--- Start ---

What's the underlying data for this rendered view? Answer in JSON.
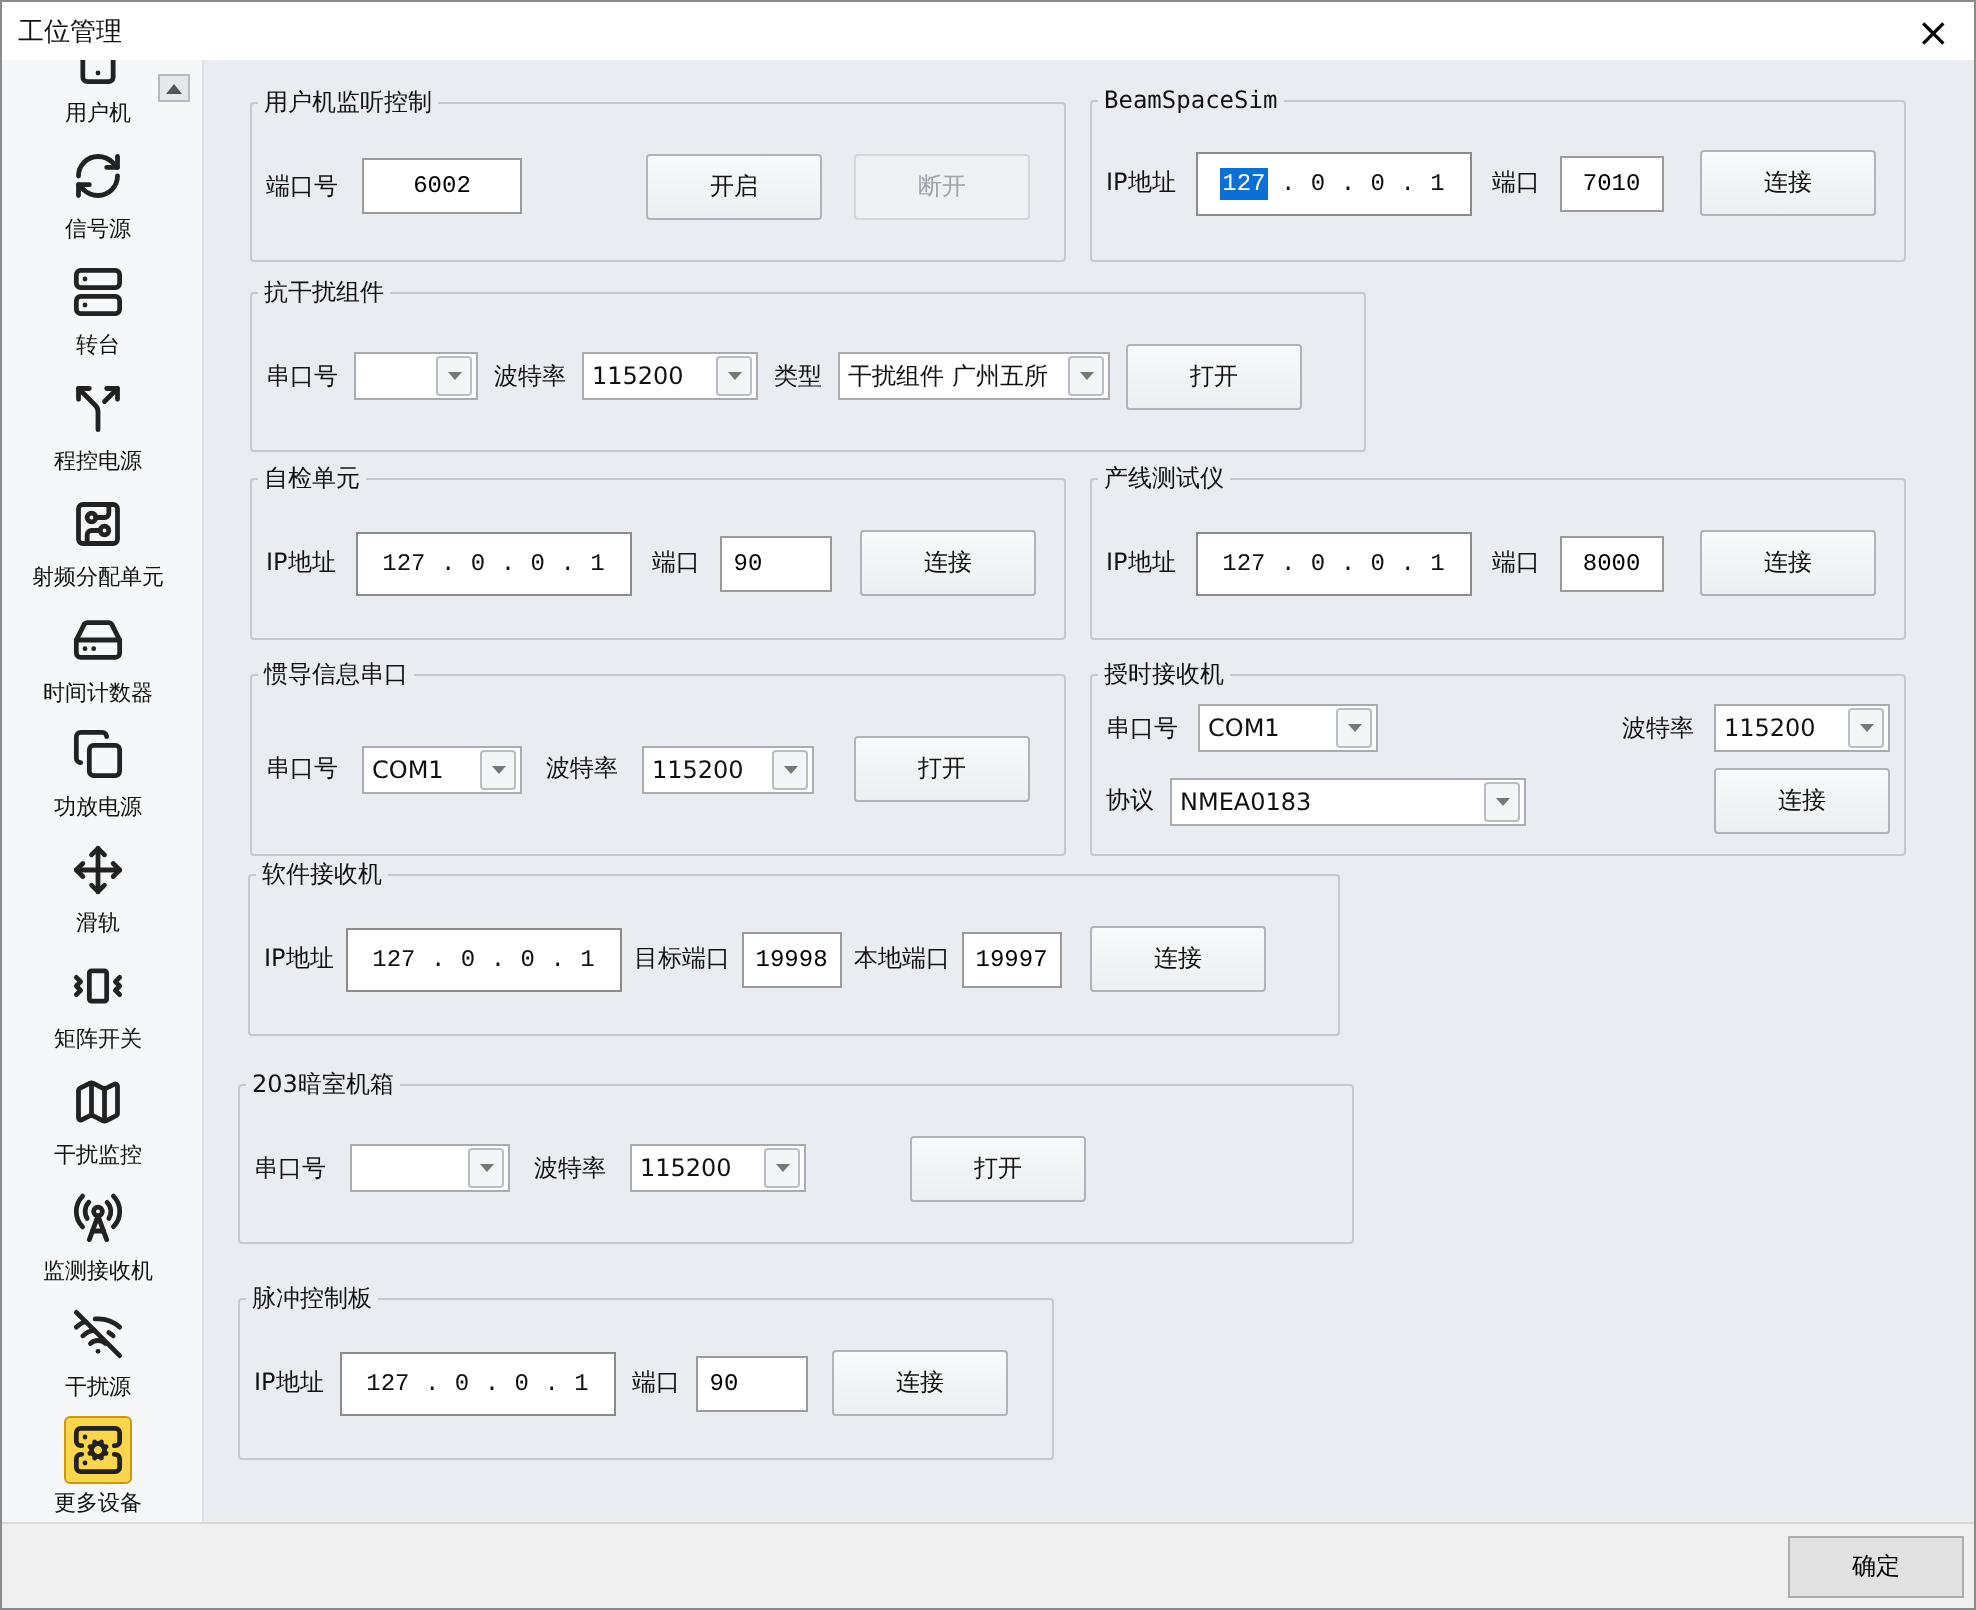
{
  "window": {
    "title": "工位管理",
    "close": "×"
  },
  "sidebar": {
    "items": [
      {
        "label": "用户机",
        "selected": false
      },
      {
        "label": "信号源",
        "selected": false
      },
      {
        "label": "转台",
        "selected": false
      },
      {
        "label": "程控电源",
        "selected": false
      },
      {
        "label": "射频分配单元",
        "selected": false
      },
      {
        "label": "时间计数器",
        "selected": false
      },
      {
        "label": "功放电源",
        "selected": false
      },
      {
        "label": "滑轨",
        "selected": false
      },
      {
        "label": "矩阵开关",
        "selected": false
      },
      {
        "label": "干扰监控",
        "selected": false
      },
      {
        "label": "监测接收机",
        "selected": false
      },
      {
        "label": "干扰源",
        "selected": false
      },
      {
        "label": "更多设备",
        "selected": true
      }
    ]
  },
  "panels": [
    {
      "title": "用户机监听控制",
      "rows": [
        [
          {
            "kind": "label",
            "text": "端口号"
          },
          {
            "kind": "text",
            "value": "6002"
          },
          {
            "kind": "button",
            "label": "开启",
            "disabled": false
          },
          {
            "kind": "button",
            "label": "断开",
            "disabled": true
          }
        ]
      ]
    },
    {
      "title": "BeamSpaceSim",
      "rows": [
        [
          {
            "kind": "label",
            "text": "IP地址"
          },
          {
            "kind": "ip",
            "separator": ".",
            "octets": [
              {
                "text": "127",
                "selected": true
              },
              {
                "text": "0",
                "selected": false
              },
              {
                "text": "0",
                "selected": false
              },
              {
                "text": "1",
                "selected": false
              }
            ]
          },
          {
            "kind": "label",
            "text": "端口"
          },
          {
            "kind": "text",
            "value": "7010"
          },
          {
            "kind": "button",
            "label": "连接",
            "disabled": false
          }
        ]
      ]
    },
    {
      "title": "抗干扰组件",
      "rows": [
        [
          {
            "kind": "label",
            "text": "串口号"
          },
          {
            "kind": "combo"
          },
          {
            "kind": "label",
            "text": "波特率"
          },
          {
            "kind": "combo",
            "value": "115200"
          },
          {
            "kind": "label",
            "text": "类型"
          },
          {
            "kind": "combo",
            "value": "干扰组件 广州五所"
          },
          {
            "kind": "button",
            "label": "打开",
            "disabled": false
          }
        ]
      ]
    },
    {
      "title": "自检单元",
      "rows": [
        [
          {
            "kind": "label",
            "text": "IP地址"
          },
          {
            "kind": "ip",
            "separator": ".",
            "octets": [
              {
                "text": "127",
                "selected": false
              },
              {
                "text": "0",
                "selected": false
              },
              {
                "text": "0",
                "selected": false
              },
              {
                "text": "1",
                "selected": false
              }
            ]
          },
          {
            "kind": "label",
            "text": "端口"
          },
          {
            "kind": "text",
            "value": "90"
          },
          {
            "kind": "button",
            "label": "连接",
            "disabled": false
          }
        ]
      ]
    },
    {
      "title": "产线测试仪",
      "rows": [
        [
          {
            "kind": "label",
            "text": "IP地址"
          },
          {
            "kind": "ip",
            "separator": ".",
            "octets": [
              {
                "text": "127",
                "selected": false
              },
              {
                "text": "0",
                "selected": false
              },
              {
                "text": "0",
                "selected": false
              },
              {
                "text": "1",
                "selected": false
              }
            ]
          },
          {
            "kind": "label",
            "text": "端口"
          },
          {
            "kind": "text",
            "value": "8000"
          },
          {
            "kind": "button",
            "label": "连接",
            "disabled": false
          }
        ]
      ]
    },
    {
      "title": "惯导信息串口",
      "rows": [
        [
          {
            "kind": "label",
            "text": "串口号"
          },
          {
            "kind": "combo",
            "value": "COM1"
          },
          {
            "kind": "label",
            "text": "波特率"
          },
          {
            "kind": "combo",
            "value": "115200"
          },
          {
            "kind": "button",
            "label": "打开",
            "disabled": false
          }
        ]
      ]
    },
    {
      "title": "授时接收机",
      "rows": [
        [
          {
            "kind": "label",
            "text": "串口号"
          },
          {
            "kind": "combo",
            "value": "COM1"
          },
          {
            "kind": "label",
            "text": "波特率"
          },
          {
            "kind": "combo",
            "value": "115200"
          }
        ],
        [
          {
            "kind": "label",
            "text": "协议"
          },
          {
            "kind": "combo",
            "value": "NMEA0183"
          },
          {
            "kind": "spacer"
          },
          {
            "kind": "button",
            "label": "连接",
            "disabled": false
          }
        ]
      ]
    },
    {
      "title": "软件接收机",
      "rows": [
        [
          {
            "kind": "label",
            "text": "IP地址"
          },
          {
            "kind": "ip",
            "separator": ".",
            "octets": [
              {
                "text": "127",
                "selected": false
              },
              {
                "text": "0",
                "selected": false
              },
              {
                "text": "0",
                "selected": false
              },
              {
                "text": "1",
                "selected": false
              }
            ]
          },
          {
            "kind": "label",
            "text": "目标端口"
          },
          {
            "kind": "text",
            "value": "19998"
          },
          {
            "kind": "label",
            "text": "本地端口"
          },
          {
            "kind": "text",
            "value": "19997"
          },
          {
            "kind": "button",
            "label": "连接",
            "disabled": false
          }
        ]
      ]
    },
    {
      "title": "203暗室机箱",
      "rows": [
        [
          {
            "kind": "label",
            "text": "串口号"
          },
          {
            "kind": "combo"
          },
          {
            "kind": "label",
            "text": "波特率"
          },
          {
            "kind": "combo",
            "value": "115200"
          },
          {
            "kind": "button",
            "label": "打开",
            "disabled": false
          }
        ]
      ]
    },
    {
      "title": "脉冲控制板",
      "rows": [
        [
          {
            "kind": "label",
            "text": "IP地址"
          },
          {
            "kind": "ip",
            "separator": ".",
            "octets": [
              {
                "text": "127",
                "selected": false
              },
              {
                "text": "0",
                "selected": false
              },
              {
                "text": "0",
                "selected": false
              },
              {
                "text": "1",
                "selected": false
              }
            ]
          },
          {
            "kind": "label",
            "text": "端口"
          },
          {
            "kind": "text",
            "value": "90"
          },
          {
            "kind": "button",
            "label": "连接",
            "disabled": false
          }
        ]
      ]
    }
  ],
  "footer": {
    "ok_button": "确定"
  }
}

--- End ---

» **WHAT THE EXERCISE ASKS**
Please repeat the entries exactly. Do not include the pictures.

» **ANSWER IN FULL**
What's the underlying data for this rendered view? Answer in JSON.
{
  "window": {
    "title": "工位管理",
    "close": "×"
  },
  "sidebar": {
    "items": [
      {
        "label": "用户机",
        "selected": false
      },
      {
        "label": "信号源",
        "selected": false
      },
      {
        "label": "转台",
        "selected": false
      },
      {
        "label": "程控电源",
        "selected": false
      },
      {
        "label": "射频分配单元",
        "selected": false
      },
      {
        "label": "时间计数器",
        "selected": false
      },
      {
        "label": "功放电源",
        "selected": false
      },
      {
        "label": "滑轨",
        "selected": false
      },
      {
        "label": "矩阵开关",
        "selected": false
      },
      {
        "label": "干扰监控",
        "selected": false
      },
      {
        "label": "监测接收机",
        "selected": false
      },
      {
        "label": "干扰源",
        "selected": false
      },
      {
        "label": "更多设备",
        "selected": true
      }
    ]
  },
  "panels": [
    {
      "title": "用户机监听控制",
      "rows": [
        [
          {
            "kind": "label",
            "text": "端口号"
          },
          {
            "kind": "text",
            "value": "6002"
          },
          {
            "kind": "button",
            "label": "开启",
            "disabled": false
          },
          {
            "kind": "button",
            "label": "断开",
            "disabled": true
          }
        ]
      ]
    },
    {
      "title": "BeamSpaceSim",
      "rows": [
        [
          {
            "kind": "label",
            "text": "IP地址"
          },
          {
            "kind": "ip",
            "separator": ".",
            "octets": [
              {
                "text": "127",
                "selected": true
              },
              {
                "text": "0",
                "selected": false
              },
              {
                "text": "0",
                "selected": false
              },
              {
                "text": "1",
                "selected": false
              }
            ]
          },
          {
            "kind": "label",
            "text": "端口"
          },
          {
            "kind": "text",
            "value": "7010"
          },
          {
            "kind": "button",
            "label": "连接",
            "disabled": false
          }
        ]
      ]
    },
    {
      "title": "抗干扰组件",
      "rows": [
        [
          {
            "kind": "label",
            "text": "串口号"
          },
          {
            "kind": "combo"
          },
          {
            "kind": "label",
            "text": "波特率"
          },
          {
            "kind": "combo",
            "value": "115200"
          },
          {
            "kind": "label",
            "text": "类型"
          },
          {
            "kind": "combo",
            "value": "干扰组件 广州五所"
          },
          {
            "kind": "button",
            "label": "打开",
            "disabled": false
          }
        ]
      ]
    },
    {
      "title": "自检单元",
      "rows": [
        [
          {
            "kind": "label",
            "text": "IP地址"
          },
          {
            "kind": "ip",
            "separator": ".",
            "octets": [
              {
                "text": "127",
                "selected": false
              },
              {
                "text": "0",
                "selected": false
              },
              {
                "text": "0",
                "selected": false
              },
              {
                "text": "1",
                "selected": false
              }
            ]
          },
          {
            "kind": "label",
            "text": "端口"
          },
          {
            "kind": "text",
            "value": "90"
          },
          {
            "kind": "button",
            "label": "连接",
            "disabled": false
          }
        ]
      ]
    },
    {
      "title": "产线测试仪",
      "rows": [
        [
          {
            "kind": "label",
            "text": "IP地址"
          },
          {
            "kind": "ip",
            "separator": ".",
            "octets": [
              {
                "text": "127",
                "selected": false
              },
              {
                "text": "0",
                "selected": false
              },
              {
                "text": "0",
                "selected": false
              },
              {
                "text": "1",
                "selected": false
              }
            ]
          },
          {
            "kind": "label",
            "text": "端口"
          },
          {
            "kind": "text",
            "value": "8000"
          },
          {
            "kind": "button",
            "label": "连接",
            "disabled": false
          }
        ]
      ]
    },
    {
      "title": "惯导信息串口",
      "rows": [
        [
          {
            "kind": "label",
            "text": "串口号"
          },
          {
            "kind": "combo",
            "value": "COM1"
          },
          {
            "kind": "label",
            "text": "波特率"
          },
          {
            "kind": "combo",
            "value": "115200"
          },
          {
            "kind": "button",
            "label": "打开",
            "disabled": false
          }
        ]
      ]
    },
    {
      "title": "授时接收机",
      "rows": [
        [
          {
            "kind": "label",
            "text": "串口号"
          },
          {
            "kind": "combo",
            "value": "COM1"
          },
          {
            "kind": "label",
            "text": "波特率"
          },
          {
            "kind": "combo",
            "value": "115200"
          }
        ],
        [
          {
            "kind": "label",
            "text": "协议"
          },
          {
            "kind": "combo",
            "value": "NMEA0183"
          },
          {
            "kind": "spacer"
          },
          {
            "kind": "button",
            "label": "连接",
            "disabled": false
          }
        ]
      ]
    },
    {
      "title": "软件接收机",
      "rows": [
        [
          {
            "kind": "label",
            "text": "IP地址"
          },
          {
            "kind": "ip",
            "separator": ".",
            "octets": [
              {
                "text": "127",
                "selected": false
              },
              {
                "text": "0",
                "selected": false
              },
              {
                "text": "0",
                "selected": false
              },
              {
                "text": "1",
                "selected": false
              }
            ]
          },
          {
            "kind": "label",
            "text": "目标端口"
          },
          {
            "kind": "text",
            "value": "19998"
          },
          {
            "kind": "label",
            "text": "本地端口"
          },
          {
            "kind": "text",
            "value": "19997"
          },
          {
            "kind": "button",
            "label": "连接",
            "disabled": false
          }
        ]
      ]
    },
    {
      "title": "203暗室机箱",
      "rows": [
        [
          {
            "kind": "label",
            "text": "串口号"
          },
          {
            "kind": "combo"
          },
          {
            "kind": "label",
            "text": "波特率"
          },
          {
            "kind": "combo",
            "value": "115200"
          },
          {
            "kind": "button",
            "label": "打开",
            "disabled": false
          }
        ]
      ]
    },
    {
      "title": "脉冲控制板",
      "rows": [
        [
          {
            "kind": "label",
            "text": "IP地址"
          },
          {
            "kind": "ip",
            "separator": ".",
            "octets": [
              {
                "text": "127",
                "selected": false
              },
              {
                "text": "0",
                "selected": false
              },
              {
                "text": "0",
                "selected": false
              },
              {
                "text": "1",
                "selected": false
              }
            ]
          },
          {
            "kind": "label",
            "text": "端口"
          },
          {
            "kind": "text",
            "value": "90"
          },
          {
            "kind": "button",
            "label": "连接",
            "disabled": false
          }
        ]
      ]
    }
  ],
  "footer": {
    "ok_button": "确定"
  }
}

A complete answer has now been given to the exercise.